(Figure record listings)
┌────────
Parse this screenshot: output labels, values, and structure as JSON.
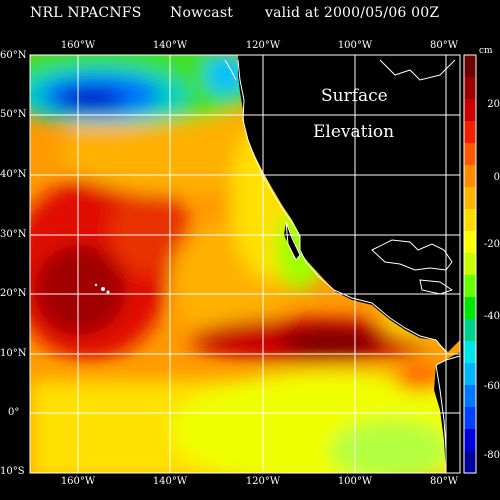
{
  "header": {
    "model": "NRL NPACNFS",
    "mode": "Nowcast",
    "valid": "valid at 2000/05/06 00Z"
  },
  "map": {
    "overlay_line1": "Surface",
    "overlay_line2": "Elevation",
    "lat_labels": [
      "60°N",
      "50°N",
      "40°N",
      "30°N",
      "20°N",
      "10°N",
      "0°",
      "10°S"
    ],
    "lon_labels_top": [
      "160°W",
      "140°W",
      "120°W",
      "100°W",
      "80°W"
    ],
    "lon_labels_bottom": [
      "160°W",
      "140°W",
      "120°W",
      "100°W",
      "80°W"
    ]
  },
  "colorbar": {
    "unit": "cm",
    "ticks": [
      "20",
      "0",
      "-20",
      "-40",
      "-60",
      "-80"
    ],
    "colors": [
      "#6a0000",
      "#9a0000",
      "#c80000",
      "#f02000",
      "#ff5a00",
      "#ff8c00",
      "#ffb400",
      "#ffdc00",
      "#ffff00",
      "#c8ff00",
      "#6aff00",
      "#00e600",
      "#00d28c",
      "#00e6e6",
      "#00b4ff",
      "#0078ff",
      "#0040ff",
      "#0000dc",
      "#00009a"
    ]
  }
}
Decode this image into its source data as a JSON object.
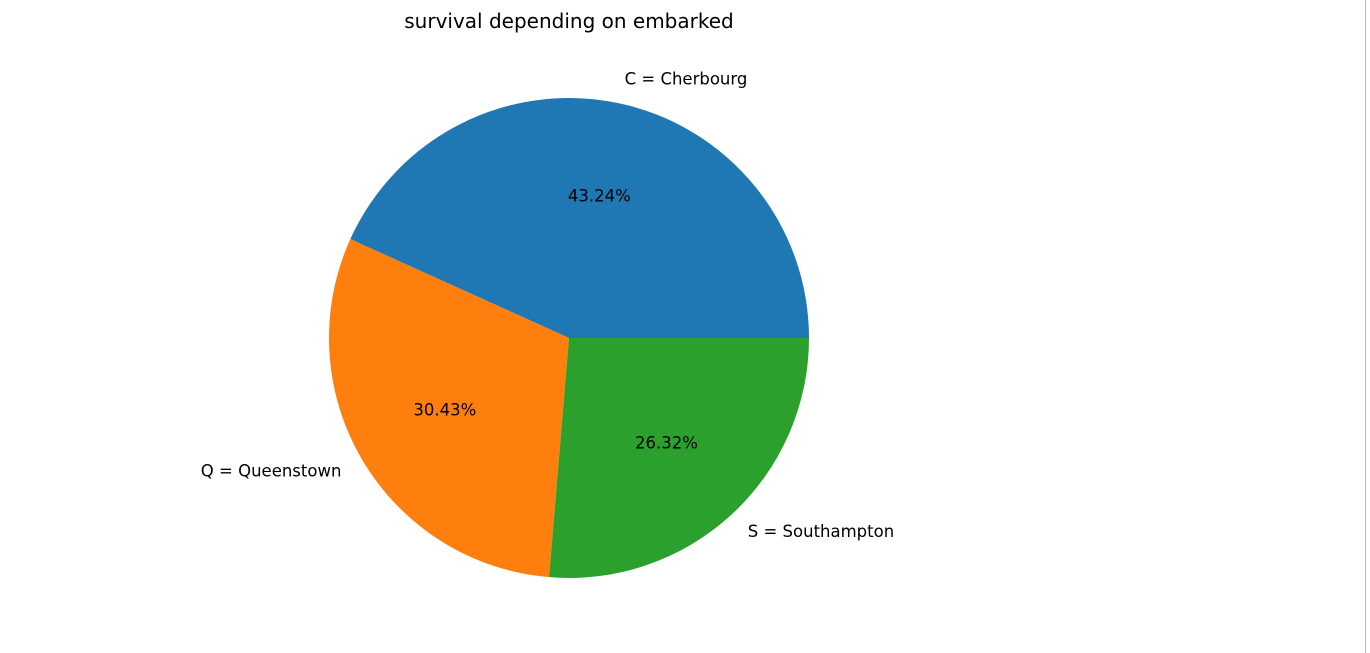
{
  "chart_data": {
    "type": "pie",
    "title": "survival depending on embarked",
    "slices": [
      {
        "label": "C = Cherbourg",
        "value": 43.24,
        "pct_label": "43.24%",
        "color": "#1f77b4"
      },
      {
        "label": "Q = Queenstown",
        "value": 30.43,
        "pct_label": "30.43%",
        "color": "#ff7f0e"
      },
      {
        "label": "S = Southampton",
        "value": 26.32,
        "pct_label": "26.32%",
        "color": "#2ca02c"
      }
    ],
    "start_angle_deg": 0,
    "direction": "counterclockwise"
  }
}
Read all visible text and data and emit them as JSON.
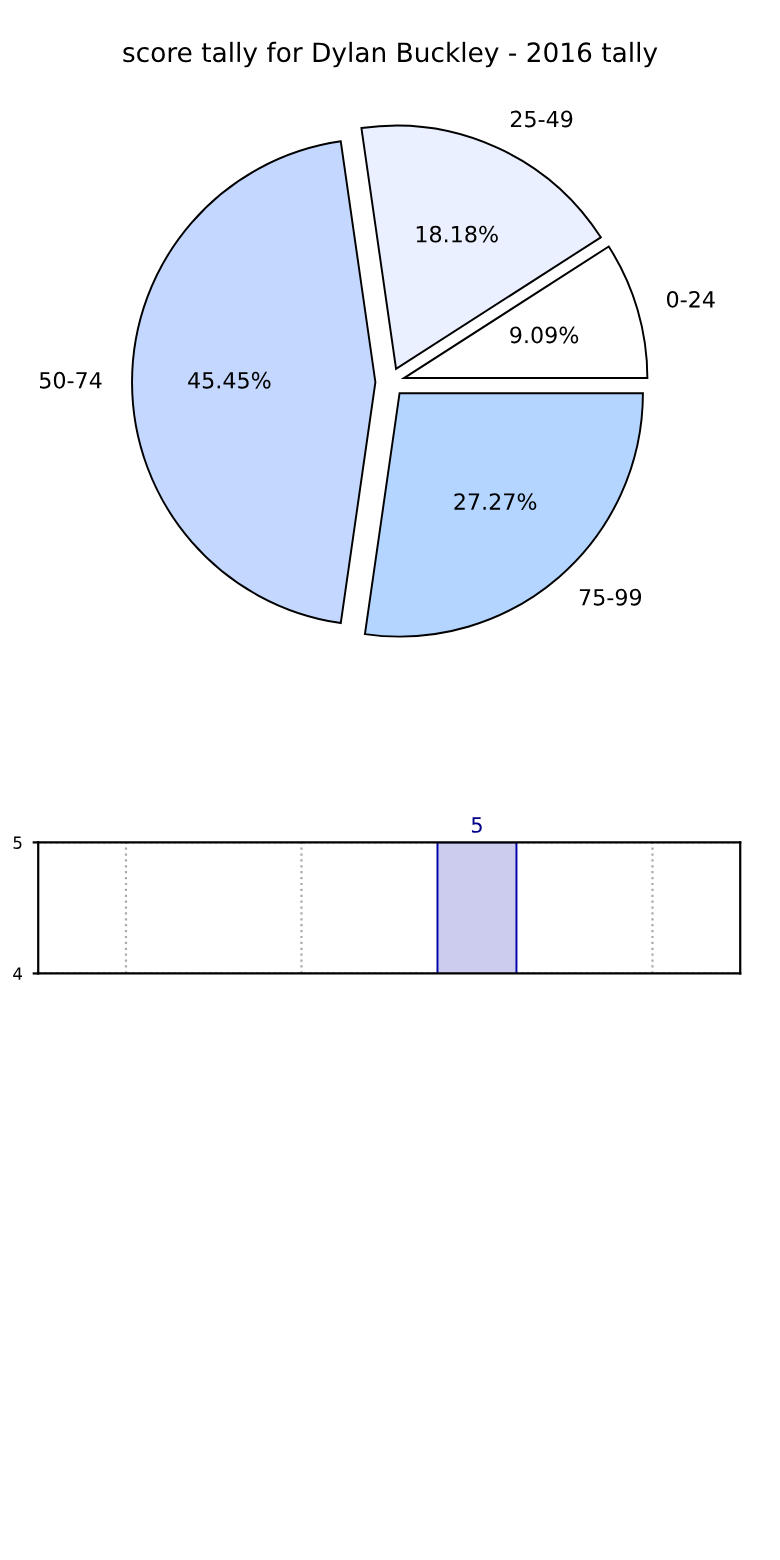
{
  "chart_data": [
    {
      "type": "pie",
      "title": "score tally for Dylan Buckley - 2016 tally",
      "categories": [
        "0-24",
        "25-49",
        "50-74",
        "75-99"
      ],
      "values": [
        9.09,
        18.18,
        45.45,
        27.27
      ],
      "colors": [
        "#ffffff",
        "#eaf0ff",
        "#c4d7ff",
        "#b4d5ff"
      ],
      "value_labels": [
        "9.09%",
        "18.18%",
        "45.45%",
        "27.27%"
      ]
    },
    {
      "type": "bar",
      "categories": [
        null,
        null,
        null,
        null
      ],
      "values": [
        null,
        null,
        5,
        null
      ],
      "value_labels": [
        null,
        null,
        "5",
        null
      ],
      "color": "#ccccee",
      "ylim": [
        4,
        5
      ],
      "yticks": [
        4,
        5
      ],
      "grid": true,
      "tick_labels": "y"
    }
  ]
}
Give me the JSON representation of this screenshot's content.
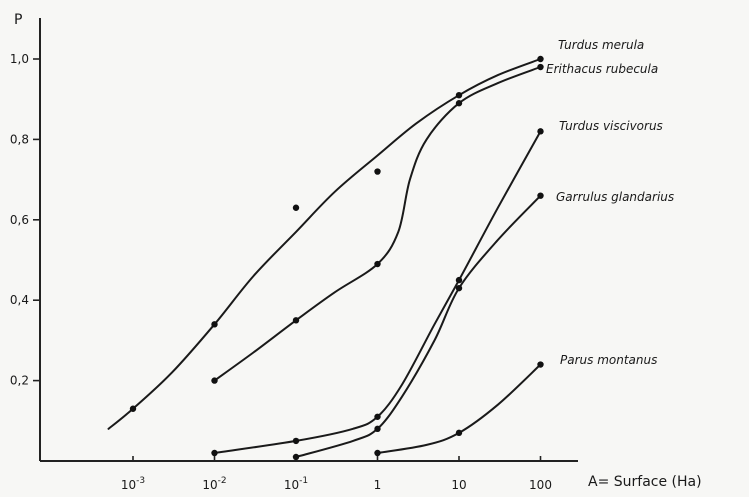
{
  "chart_data": {
    "type": "line",
    "ylabel": "P",
    "xlabel": "A= Surface (Ha)",
    "x_scale": "log",
    "xlim": [
      0.0003,
      200
    ],
    "ylim": [
      0,
      1.05
    ],
    "xticks": [
      {
        "value": 0.001,
        "base": "10",
        "exp": "-3"
      },
      {
        "value": 0.01,
        "base": "10",
        "exp": "-2"
      },
      {
        "value": 0.1,
        "base": "10",
        "exp": "-1"
      },
      {
        "value": 1,
        "label": "1"
      },
      {
        "value": 10,
        "label": "10"
      },
      {
        "value": 100,
        "label": "100"
      }
    ],
    "yticks": [
      {
        "value": 0.2,
        "label": "0,2"
      },
      {
        "value": 0.4,
        "label": "0,4"
      },
      {
        "value": 0.6,
        "label": "0,6"
      },
      {
        "value": 0.8,
        "label": "0,8"
      },
      {
        "value": 1.0,
        "label": "1,0"
      }
    ],
    "series": [
      {
        "name": "Turdus merula",
        "points": [
          [
            0.001,
            0.13
          ],
          [
            0.01,
            0.34
          ],
          [
            0.1,
            0.63
          ],
          [
            1,
            0.72
          ],
          [
            10,
            0.91
          ],
          [
            100,
            1.0
          ]
        ],
        "curve": [
          [
            0.0005,
            0.08
          ],
          [
            0.001,
            0.13
          ],
          [
            0.003,
            0.22
          ],
          [
            0.01,
            0.34
          ],
          [
            0.03,
            0.46
          ],
          [
            0.1,
            0.57
          ],
          [
            0.3,
            0.67
          ],
          [
            1,
            0.76
          ],
          [
            3,
            0.84
          ],
          [
            10,
            0.91
          ],
          [
            30,
            0.96
          ],
          [
            100,
            1.0
          ]
        ]
      },
      {
        "name": "Erithacus rubecula",
        "points": [
          [
            0.01,
            0.2
          ],
          [
            0.1,
            0.35
          ],
          [
            1,
            0.49
          ],
          [
            10,
            0.89
          ],
          [
            100,
            0.98
          ]
        ],
        "curve": [
          [
            0.01,
            0.2
          ],
          [
            0.03,
            0.27
          ],
          [
            0.1,
            0.35
          ],
          [
            0.3,
            0.42
          ],
          [
            1,
            0.49
          ],
          [
            1.8,
            0.57
          ],
          [
            2.5,
            0.7
          ],
          [
            4,
            0.8
          ],
          [
            10,
            0.89
          ],
          [
            30,
            0.94
          ],
          [
            100,
            0.98
          ]
        ]
      },
      {
        "name": "Turdus viscivorus",
        "points": [
          [
            0.01,
            0.02
          ],
          [
            0.1,
            0.05
          ],
          [
            1,
            0.11
          ],
          [
            10,
            0.45
          ],
          [
            100,
            0.82
          ]
        ],
        "curve": [
          [
            0.01,
            0.02
          ],
          [
            0.1,
            0.05
          ],
          [
            0.5,
            0.08
          ],
          [
            1,
            0.11
          ],
          [
            2,
            0.19
          ],
          [
            5,
            0.34
          ],
          [
            10,
            0.45
          ],
          [
            30,
            0.63
          ],
          [
            100,
            0.82
          ]
        ]
      },
      {
        "name": "Garrulus glandarius",
        "points": [
          [
            0.1,
            0.01
          ],
          [
            1,
            0.08
          ],
          [
            10,
            0.43
          ],
          [
            100,
            0.66
          ]
        ],
        "curve": [
          [
            0.1,
            0.01
          ],
          [
            0.5,
            0.05
          ],
          [
            1,
            0.08
          ],
          [
            2,
            0.16
          ],
          [
            5,
            0.3
          ],
          [
            10,
            0.43
          ],
          [
            30,
            0.55
          ],
          [
            100,
            0.66
          ]
        ]
      },
      {
        "name": "Parus montanus",
        "points": [
          [
            1,
            0.02
          ],
          [
            10,
            0.07
          ],
          [
            100,
            0.24
          ]
        ],
        "curve": [
          [
            1,
            0.02
          ],
          [
            4,
            0.04
          ],
          [
            10,
            0.07
          ],
          [
            30,
            0.14
          ],
          [
            100,
            0.24
          ]
        ]
      }
    ]
  }
}
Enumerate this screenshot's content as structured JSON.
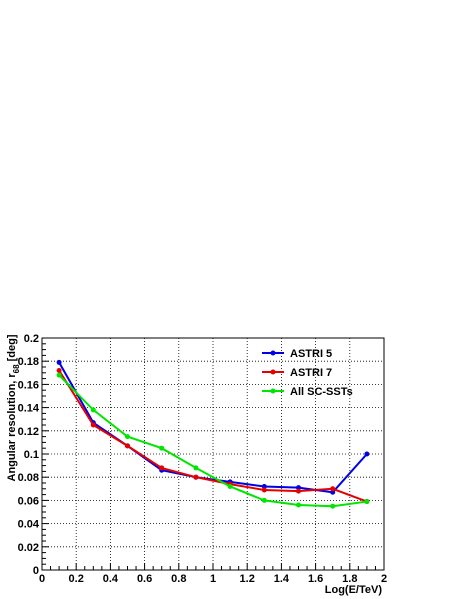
{
  "chart_data": {
    "type": "line",
    "title": "",
    "xlabel": "Log(E/TeV)",
    "ylabel": "Angular resolution, r",
    "ylabel_subscript": "68",
    "ylabel_unit": "[deg]",
    "xlim": [
      0,
      2
    ],
    "ylim": [
      0,
      0.2
    ],
    "x_ticks": [
      "0",
      "0.2",
      "0.4",
      "0.6",
      "0.8",
      "1",
      "1.2",
      "1.4",
      "1.6",
      "1.8",
      "2"
    ],
    "y_ticks": [
      "0",
      "0.02",
      "0.04",
      "0.06",
      "0.08",
      "0.1",
      "0.12",
      "0.14",
      "0.16",
      "0.18",
      "0.2"
    ],
    "grid": true,
    "legend_position": "top-right",
    "series": [
      {
        "name": "ASTRI 5",
        "color": "#0000e6",
        "x": [
          0.1,
          0.3,
          0.5,
          0.7,
          0.9,
          1.1,
          1.3,
          1.5,
          1.7,
          1.9
        ],
        "y": [
          0.179,
          0.127,
          0.107,
          0.086,
          0.08,
          0.076,
          0.072,
          0.071,
          0.067,
          0.1
        ]
      },
      {
        "name": "ASTRI 7",
        "color": "#e60000",
        "x": [
          0.1,
          0.3,
          0.5,
          0.7,
          0.9,
          1.1,
          1.3,
          1.5,
          1.7,
          1.9
        ],
        "y": [
          0.172,
          0.125,
          0.107,
          0.088,
          0.08,
          0.074,
          0.069,
          0.068,
          0.07,
          0.059
        ]
      },
      {
        "name": "All SC-SSTs",
        "color": "#00e600",
        "x": [
          0.1,
          0.3,
          0.5,
          0.7,
          0.9,
          1.1,
          1.3,
          1.5,
          1.7,
          1.9
        ],
        "y": [
          0.168,
          0.138,
          0.115,
          0.105,
          0.088,
          0.072,
          0.06,
          0.056,
          0.055,
          0.059
        ]
      }
    ]
  }
}
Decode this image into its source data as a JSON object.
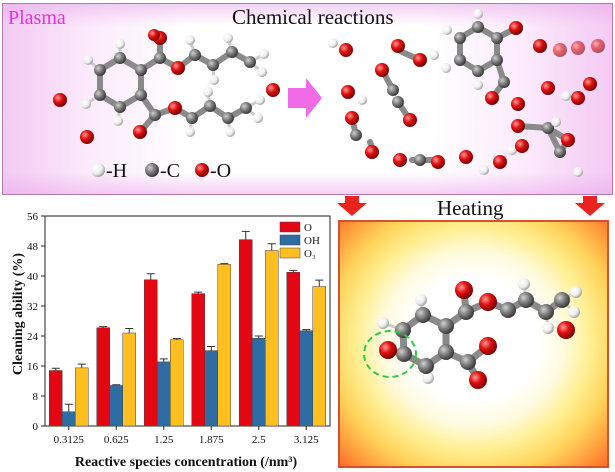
└────────
▶ What to produce
Select and copy every line of the listing with the word "content".

▶ Full response
Give me the JSON representation of this screenshot's content.
Enumerate this screenshot's content as structured JSON.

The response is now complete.